Manhattan Community Board 6 is a New York City community board, part of the local government apparatus of the city, with responsibility for the East Side of Manhattan from 14th Street to 59th Street. This includes the neighborhoods of Gramercy Park, Stuyvesant Park, Stuyvesant Town, Peter Cooper Village, Rose Hill, Waterside Plaza, Murray Hill, Kips Bay, Turtle Bay, Tudor City, and Sutton Place. The eastern and western borders are the East River and Lexington Avenue, except between 34th Street and 40th Street, where the area extends west to Madison Avenue, and between 20th Street and 22nd Street where it extends west to Park Avenue South.

==Demographics==
As of 2000, the Community Board has a population of 136,152, up from 133,748 in 1990 and 127,556 in 1980. Of them (as of 2000), 103,884 (76.3%) are White non Hispanic, 5,241 (3.8%) are African-American, 14,458 (10.6%) Asian or Pacific Islander, 123 (0.1%) American Indian or Native Alaskan, 396 (0.3%) of some other race, 2,474 (1.8%) of two or more race, 9,576 (7.0%) of Hispanic origins. Also, 5.7% of the population benefit from public assistance as of 2004, up from 3.2% in 2000.

The land area under the responsibility of the Board is 875.2 acres, or 1.37 square miles (3.54 km²).

* [DATA RECORDS]
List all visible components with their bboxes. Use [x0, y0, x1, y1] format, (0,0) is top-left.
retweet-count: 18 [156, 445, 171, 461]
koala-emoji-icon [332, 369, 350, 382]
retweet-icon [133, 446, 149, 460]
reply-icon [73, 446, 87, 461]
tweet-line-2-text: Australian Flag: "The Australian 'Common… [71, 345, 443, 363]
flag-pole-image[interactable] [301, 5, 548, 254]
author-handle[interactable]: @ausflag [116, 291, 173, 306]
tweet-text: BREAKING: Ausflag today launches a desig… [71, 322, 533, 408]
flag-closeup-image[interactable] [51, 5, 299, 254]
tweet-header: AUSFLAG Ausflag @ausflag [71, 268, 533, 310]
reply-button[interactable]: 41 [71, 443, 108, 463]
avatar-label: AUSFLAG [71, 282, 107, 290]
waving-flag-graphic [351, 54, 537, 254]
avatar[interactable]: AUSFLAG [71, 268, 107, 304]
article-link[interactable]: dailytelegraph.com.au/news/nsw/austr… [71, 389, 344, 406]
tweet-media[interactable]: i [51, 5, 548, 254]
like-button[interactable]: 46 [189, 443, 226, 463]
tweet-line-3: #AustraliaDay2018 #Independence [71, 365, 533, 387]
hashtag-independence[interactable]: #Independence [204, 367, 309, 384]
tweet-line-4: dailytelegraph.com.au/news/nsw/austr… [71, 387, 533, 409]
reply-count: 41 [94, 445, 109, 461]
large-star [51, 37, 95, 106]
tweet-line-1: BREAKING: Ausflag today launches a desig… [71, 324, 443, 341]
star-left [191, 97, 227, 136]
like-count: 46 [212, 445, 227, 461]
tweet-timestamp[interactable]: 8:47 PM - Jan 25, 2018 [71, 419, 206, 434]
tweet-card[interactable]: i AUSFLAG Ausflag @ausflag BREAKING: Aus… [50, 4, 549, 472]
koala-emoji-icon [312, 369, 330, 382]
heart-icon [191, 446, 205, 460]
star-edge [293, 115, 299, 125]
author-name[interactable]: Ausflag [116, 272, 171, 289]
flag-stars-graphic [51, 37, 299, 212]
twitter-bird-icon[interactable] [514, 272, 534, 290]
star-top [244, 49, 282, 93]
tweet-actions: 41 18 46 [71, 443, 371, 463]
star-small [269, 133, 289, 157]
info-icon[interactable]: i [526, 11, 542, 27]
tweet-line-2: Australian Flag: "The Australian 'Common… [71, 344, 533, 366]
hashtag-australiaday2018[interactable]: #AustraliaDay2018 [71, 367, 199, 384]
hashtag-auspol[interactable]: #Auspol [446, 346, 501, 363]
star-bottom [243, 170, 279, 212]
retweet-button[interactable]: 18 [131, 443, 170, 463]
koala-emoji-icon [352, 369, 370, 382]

* [WORK ORDER A]
Answer these questions from the passage on Manhattan Community Board 6.
(i) Which river and which avenue generally form the eastern and western borders of the board's area?
(ii) What was the board's population in 1990?
(iii) How many acres of land fall under the board's responsibility?
* [WORK ORDER B]
Repeat word for word the portion of the passage on Manhattan Community Board 6 starting at "Manhattan Community Board" and ending at "Park Avenue South.".
Rely solely on the text about Manhattan Community Board 6 and disregard the records.

* [ANSWER SECTION A]
(i) The East River and Lexington Avenue.
(ii) 133,748.
(iii) 875.2 acres.

* [ANSWER SECTION B]
Manhattan Community Board 6 is a New York City community board, part of the local government apparatus of the city, with responsibility for the East Side of Manhattan from 14th Street to 59th Street. This includes the neighborhoods of Gramercy Park, Stuyvesant Park, Stuyvesant Town, Peter Cooper Village, Rose Hill, Waterside Plaza, Murray Hill, Kips Bay, Turtle Bay, Tudor City, and Sutton Place. The eastern and western borders are the East River and Lexington Avenue, except between 34th Street and 40th Street, where the area extends west to Madison Avenue, and between 20th Street and 22nd Street where it extends west to Park Avenue South.